Teks Bacaan
____________________
Senin, 19 Juli 2010

Distribusi Elite Politik Lewat Pemekaran Daerah


Judul Buku : Jejak Pemekaran Kabupaten Kolaka Utara
Penulis : Moh. Yahya Mustafa, Masmur Lakahena, dkk
Penerbit : Fahmis Pustaka
Tahun : November 2008
Tebal : xxi + 150 hal


Pemekaran daerah laksana jamur yang tumbuh di musim hujan. Kondisi demikian merupakan tuntutan pemekaran wilayah pascareformasi, apalagi setelah UU tentang pokok-pokok pemerintahan di daerah mengalami revisi, semakin mengemuka dan berproses pemekaran daerah laksana jamur tumbuh di musim penghujan.

Pemekaran wilayah bertujuan mendekatkan pelayanan administrasi pemerintahan kepada rakyat, serta memotong rentang kendali birokrasi pelayanan. Pemekaran sekaligus mendorong percepatan pertumbuhan ekonomi daerah baru.
____________________
Catatan Data Tersedia
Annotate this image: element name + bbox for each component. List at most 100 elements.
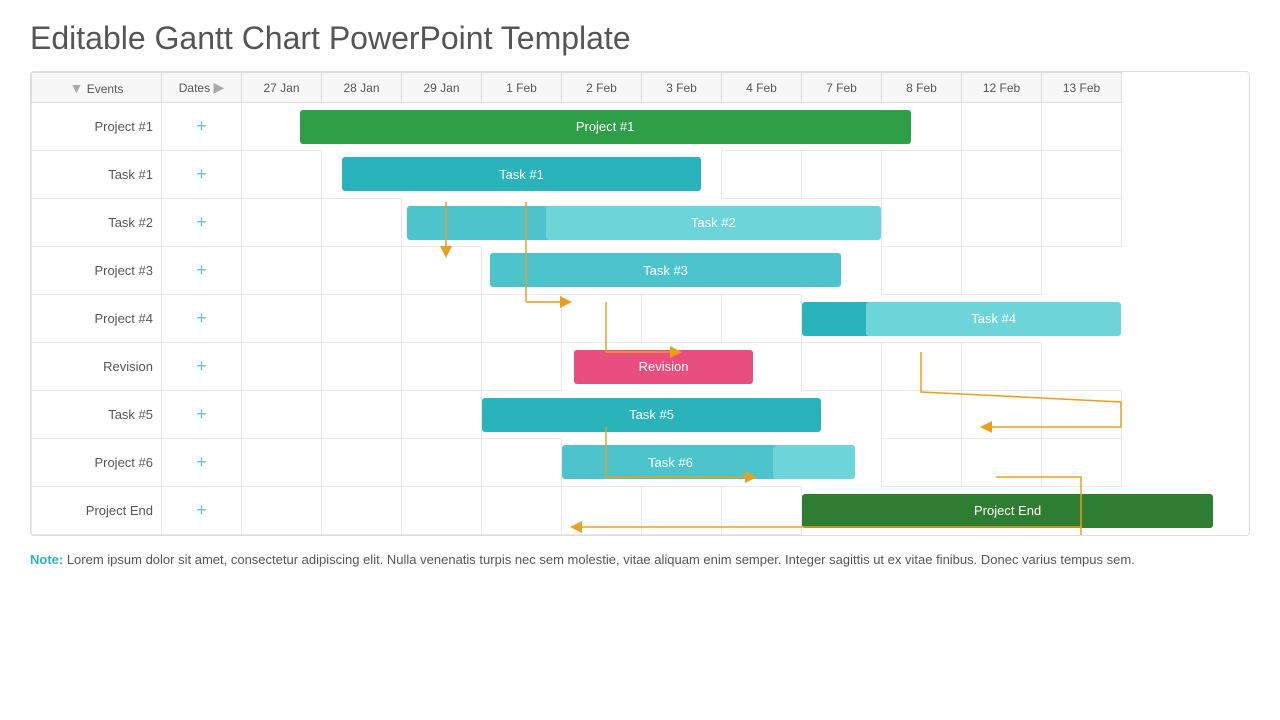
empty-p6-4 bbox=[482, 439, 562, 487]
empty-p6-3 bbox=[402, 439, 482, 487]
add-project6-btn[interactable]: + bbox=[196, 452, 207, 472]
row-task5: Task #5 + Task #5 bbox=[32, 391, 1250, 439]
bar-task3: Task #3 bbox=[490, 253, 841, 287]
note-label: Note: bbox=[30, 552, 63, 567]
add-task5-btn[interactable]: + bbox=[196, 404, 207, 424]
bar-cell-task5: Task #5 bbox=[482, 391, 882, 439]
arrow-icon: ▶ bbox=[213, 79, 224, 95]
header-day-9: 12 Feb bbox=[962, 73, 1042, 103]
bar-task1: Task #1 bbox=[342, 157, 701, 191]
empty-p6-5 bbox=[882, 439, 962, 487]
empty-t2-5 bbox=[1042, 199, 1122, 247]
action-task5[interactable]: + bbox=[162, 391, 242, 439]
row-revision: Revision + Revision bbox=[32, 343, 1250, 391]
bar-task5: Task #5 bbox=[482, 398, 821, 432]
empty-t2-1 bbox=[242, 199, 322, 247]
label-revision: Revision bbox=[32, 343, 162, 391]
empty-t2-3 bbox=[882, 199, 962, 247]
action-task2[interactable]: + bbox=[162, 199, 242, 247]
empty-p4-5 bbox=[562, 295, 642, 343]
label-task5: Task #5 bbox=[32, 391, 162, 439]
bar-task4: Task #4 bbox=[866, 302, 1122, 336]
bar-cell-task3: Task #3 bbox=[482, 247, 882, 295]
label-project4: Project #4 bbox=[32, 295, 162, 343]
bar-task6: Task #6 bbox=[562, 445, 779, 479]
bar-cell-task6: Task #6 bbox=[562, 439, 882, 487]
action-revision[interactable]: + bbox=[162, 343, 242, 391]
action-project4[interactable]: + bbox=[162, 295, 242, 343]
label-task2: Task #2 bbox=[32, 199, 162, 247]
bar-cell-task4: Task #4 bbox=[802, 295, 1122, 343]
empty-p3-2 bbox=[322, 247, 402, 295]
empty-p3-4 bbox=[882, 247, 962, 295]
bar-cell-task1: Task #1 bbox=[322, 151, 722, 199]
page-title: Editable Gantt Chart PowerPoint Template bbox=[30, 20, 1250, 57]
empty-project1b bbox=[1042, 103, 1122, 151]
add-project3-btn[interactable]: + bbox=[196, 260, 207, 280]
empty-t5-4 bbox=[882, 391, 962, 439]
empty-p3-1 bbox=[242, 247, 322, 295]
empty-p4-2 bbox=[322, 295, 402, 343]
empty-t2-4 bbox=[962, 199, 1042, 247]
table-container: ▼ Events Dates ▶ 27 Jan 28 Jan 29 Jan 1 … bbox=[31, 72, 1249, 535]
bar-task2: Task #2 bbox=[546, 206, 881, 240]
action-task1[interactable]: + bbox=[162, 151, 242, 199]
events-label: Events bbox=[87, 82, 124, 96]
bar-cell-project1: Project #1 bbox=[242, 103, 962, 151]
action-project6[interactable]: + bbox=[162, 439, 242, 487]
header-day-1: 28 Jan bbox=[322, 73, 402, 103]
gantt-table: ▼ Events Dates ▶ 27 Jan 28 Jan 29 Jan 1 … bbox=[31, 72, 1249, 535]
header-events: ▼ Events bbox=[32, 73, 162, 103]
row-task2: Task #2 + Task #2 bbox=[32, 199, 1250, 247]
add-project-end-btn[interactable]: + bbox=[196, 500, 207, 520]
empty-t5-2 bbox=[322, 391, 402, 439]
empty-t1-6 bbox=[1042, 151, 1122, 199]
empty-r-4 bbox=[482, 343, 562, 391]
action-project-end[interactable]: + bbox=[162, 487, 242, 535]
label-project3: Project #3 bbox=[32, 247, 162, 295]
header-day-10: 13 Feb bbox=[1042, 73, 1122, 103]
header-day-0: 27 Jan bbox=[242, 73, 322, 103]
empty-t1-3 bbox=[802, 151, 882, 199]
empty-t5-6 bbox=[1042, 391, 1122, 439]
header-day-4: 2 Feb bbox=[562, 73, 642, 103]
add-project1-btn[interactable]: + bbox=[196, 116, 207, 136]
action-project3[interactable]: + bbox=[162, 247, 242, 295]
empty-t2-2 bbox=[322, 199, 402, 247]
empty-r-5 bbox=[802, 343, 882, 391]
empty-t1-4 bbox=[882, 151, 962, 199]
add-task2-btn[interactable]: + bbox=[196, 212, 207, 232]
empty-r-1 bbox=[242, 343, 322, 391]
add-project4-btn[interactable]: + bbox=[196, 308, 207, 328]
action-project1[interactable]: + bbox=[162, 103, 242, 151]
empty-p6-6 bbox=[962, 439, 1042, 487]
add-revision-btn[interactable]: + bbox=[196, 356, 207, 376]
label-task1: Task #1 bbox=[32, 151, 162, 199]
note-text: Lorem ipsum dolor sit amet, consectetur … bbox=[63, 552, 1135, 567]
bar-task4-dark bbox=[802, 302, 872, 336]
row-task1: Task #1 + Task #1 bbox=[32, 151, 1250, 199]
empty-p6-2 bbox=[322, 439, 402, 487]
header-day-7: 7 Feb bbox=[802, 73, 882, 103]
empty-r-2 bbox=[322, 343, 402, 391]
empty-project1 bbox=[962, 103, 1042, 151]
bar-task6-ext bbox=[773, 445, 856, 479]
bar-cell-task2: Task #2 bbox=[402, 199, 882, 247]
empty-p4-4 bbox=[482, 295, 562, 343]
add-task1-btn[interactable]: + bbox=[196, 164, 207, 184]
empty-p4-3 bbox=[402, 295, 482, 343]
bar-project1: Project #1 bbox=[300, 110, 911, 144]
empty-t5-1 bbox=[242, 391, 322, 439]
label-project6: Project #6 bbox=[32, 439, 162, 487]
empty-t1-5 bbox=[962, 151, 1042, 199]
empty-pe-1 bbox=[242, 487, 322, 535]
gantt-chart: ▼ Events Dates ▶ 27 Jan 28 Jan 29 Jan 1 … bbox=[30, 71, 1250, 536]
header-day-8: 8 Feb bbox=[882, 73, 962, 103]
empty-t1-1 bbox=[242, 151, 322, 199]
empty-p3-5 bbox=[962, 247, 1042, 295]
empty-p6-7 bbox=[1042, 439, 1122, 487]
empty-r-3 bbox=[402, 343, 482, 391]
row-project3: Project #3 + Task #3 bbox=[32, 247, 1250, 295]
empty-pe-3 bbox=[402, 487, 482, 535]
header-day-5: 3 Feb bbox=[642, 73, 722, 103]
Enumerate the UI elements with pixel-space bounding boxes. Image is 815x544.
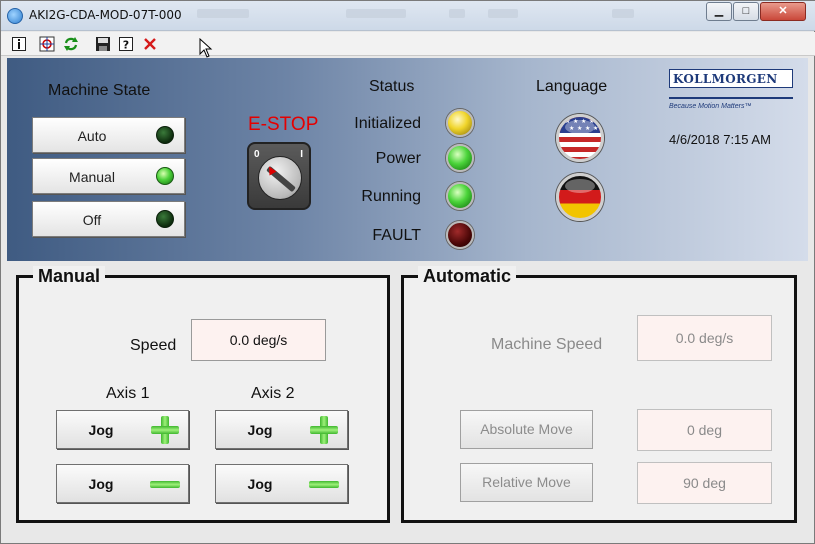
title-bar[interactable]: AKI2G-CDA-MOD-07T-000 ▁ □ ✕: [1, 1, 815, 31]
____________________
Rangkaian Latihan
**a)** Menurut teks bacaan tentang pemekaran Kolaka Utara, penerbit mana yang menerbitkan buku yang diulas?
**b)** Sebutkan semua label keterangan buku yang dicantumkan dalam teks bacaan sebelum ulasan dimulai.
**c)** Tentukan apakah setiap pernyataan berikut sesuai dengan teks bacaan, lalu jawab ya atau tidak dan kutip kata-kata yang menentukannya.
(i) Buku yang diulas terbit pada November 2008.
(ii) Buku yang diulas setebal 200 halaman.
(iii) Pemekaran daerah diibaratkan seperti jamur yang tumbuh di musim hujan.
Catatan data merupakan bahan tersendiri yang terpisah dari teks bacaan.

Jawaban Latihan
**a)** Fahmis Pustaka.

**b)** Judul Buku, Penulis, Penerbit, Tahun, Tebal

**c)**
(i) Ya: "Tahun : November 2008"
(ii) Tidak: "Tebal : xxi + 150 hal"
(iii) Ya: "Pemekaran daerah laksana jamur yang tumbuh di musim hujan."